### [Exercise task]
Gather every line below where "organic" appears.

### [Supplied material]
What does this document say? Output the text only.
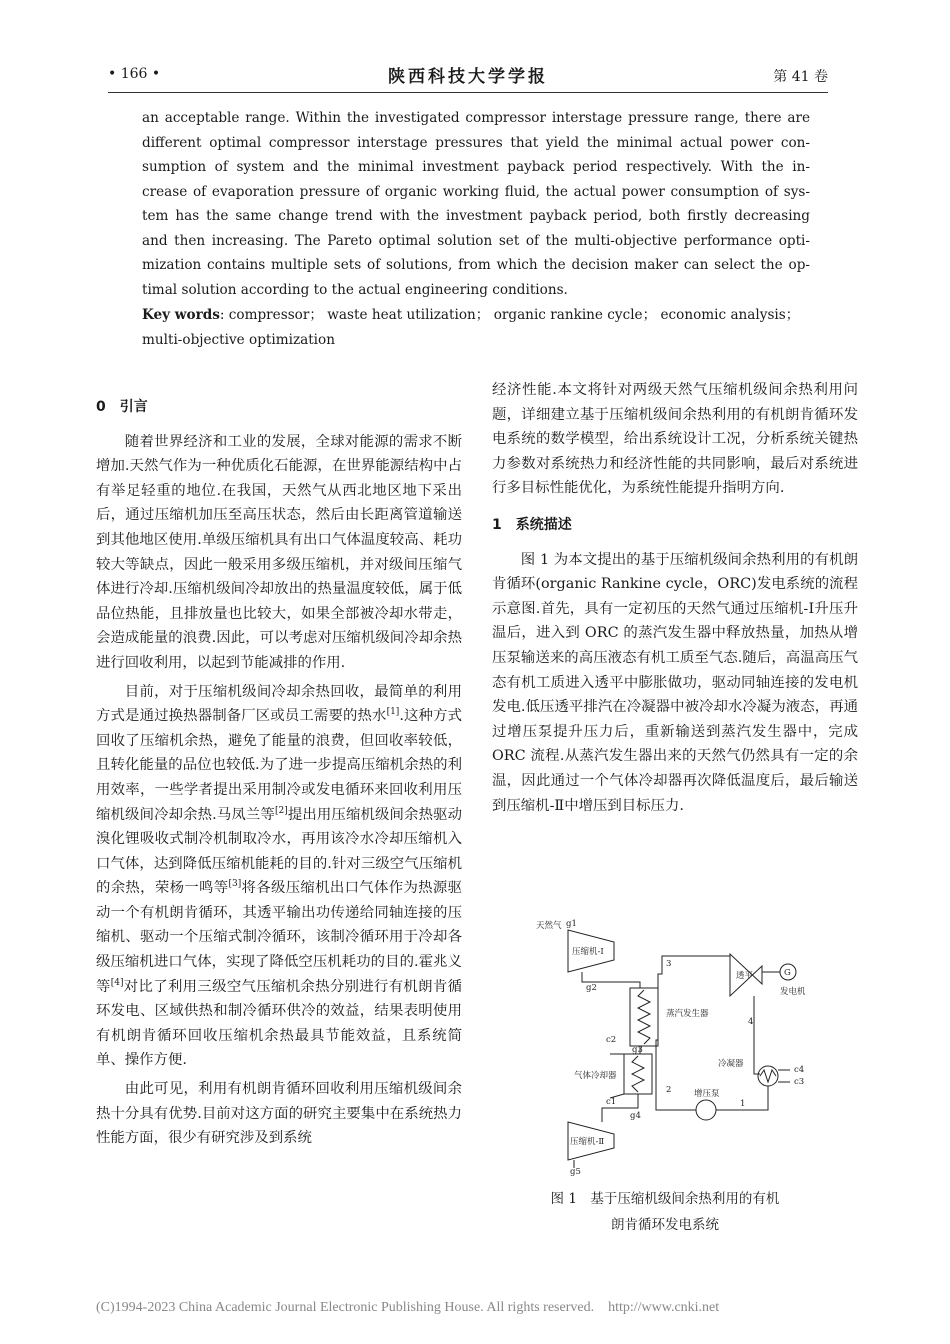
• 166 •	陕西科技大学学报	第 41 卷
an acceptable range. Within the investigated compressor interstage pressure range, there are
different optimal compressor interstage pressures that yield the minimal actual power con-
sumption of system and the minimal investment payback period respectively. With the in-
crease of evaporation pressure of organic working fluid, the actual power consumption of sys-
tem has the same change trend with the investment payback period, both firstly decreasing
and then increasing. The Pareto optimal solution set of the multi-objective performance opti-
mization contains multiple sets of solutions, from which the decision maker can select the op-
timal solution according to the actual engineering conditions.
Key words: compressor； waste heat utilization； organic rankine cycle； economic analysis；
multi-objective optimization
0　引言

随着世界经济和工业的发展，全球对能源的需求不断增加.天然气作为一种优质化石能源，在世界能源结构中占有举足轻重的地位.在我国，天然气从西北地区地下采出后，通过压缩机加压至高压状态，然后由长距离管道输送到其他地区使用.单级压缩机具有出口气体温度较高、耗功较大等缺点，因此一般采用多级压缩机，并对级间压缩气体进行冷却.压缩机级间冷却放出的热量温度较低，属于低品位热能，且排放量也比较大，如果全部被冷却水带走，会造成能量的浪费.因此，可以考虑对压缩机级间冷却余热进行回收利用，以起到节能减排的作用.

目前，对于压缩机级间冷却余热回收，最简单的利用方式是通过换热器制备厂区或员工需要的热水[1].这种方式回收了压缩机余热，避免了能量的浪费，但回收率较低，且转化能量的品位也较低.为了进一步提高压缩机余热的利用效率，一些学者提出采用制冷或发电循环来回收利用压缩机级间冷却余热.马凤兰等[2]提出用压缩机级间余热驱动溴化锂吸收式制冷机制取冷水，再用该冷水冷却压缩机入口气体，达到降低压缩机能耗的目的.针对三级空气压缩机的余热，荣杨一鸣等[3]将各级压缩机出口气体作为热源驱动一个有机朗肯循环，其透平输出功传递给同轴连接的压缩机、驱动一个压缩式制冷循环，该制冷循环用于冷却各级压缩机进口气体，实现了降低空压机耗功的目的.霍兆义等[4]对比了利用三级空气压缩机余热分别进行有机朗肯循环发电、区域供热和制冷循环供冷的效益，结果表明使用有机朗肯循环回收压缩机余热最具节能效益，且系统简单、操作方便.

由此可见，利用有机朗肯循环回收利用压缩机级间余热十分具有优势.目前对这方面的研究主要集中在系统热力性能方面，很少有研究涉及到系统

经济性能.本文将针对两级天然气压缩机级间余热利用问题，详细建立基于压缩机级间余热利用的有机朗肯循环发电系统的数学模型，给出系统设计工况，分析系统关键热力参数对系统热力和经济性能的共同影响，最后对系统进行多目标性能优化，为系统性能提升指明方向.

1　系统描述

图 1 为本文提出的基于压缩机级间余热利用的有机朗肯循环(organic Rankine cycle，ORC)发电系统的流程示意图.首先，具有一定初压的天然气通过压缩机-Ⅰ升压升温后，进入到 ORC 的蒸汽发生器中释放热量，加热从增压泵输送来的高压液态有机工质至气态.随后，高温高压气态有机工质进入透平中膨胀做功，驱动同轴连接的发电机发电.低压透平排汽在冷凝器中被冷却水冷凝为液态，再通过增压泵提升压力后，重新输送到蒸汽发生器中，完成 ORC 流程.从蒸汽发生器出来的天然气仍然具有一定的余温，因此通过一个气体冷却器再次降低温度后，最后输送到压缩机-Ⅱ中增压到目标压力.

天然气 g1
压缩机-Ⅰ
g2
3
蒸汽发生器
透平	G
发电机
4
c2
g3
冷凝器
c4
c3
气体冷却器
2	增压泵
1
c1
g4
压缩机-Ⅱ
g5
图 1　基于压缩机级间余热利用的有机
朗肯循环发电系统
(C)1994-2023 China Academic Journal Electronic Publishing House. All rights reserved.　http://www.cnki.net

### [Exercise solution]
crease of evaporation pressure of organic working fluid, the actual power consumption of sys-
Key words: compressor； waste heat utilization； organic rankine cycle； economic analysis；
图 1 为本文提出的基于压缩机级间余热利用的有机朗肯循环(organic Rankine cycle，ORC)发电系统的流程示意图.首先，具有一定初压的天然气通过压缩机-Ⅰ升压升温后，进入到 ORC 的蒸汽发生器中释放热量，加热从增压泵输送来的高压液态有机工质至气态.随后，高温高压气态有机工质进入透平中膨胀做功，驱动同轴连接的发电机发电.低压透平排汽在冷凝器中被冷却水冷凝为液态，再通过增压泵提升压力后，重新输送到蒸汽发生器中，完成 ORC 流程.从蒸汽发生器出来的天然气仍然具有一定的余温，因此通过一个气体冷却器再次降低温度后，最后输送到压缩机-Ⅱ中增压到目标压力.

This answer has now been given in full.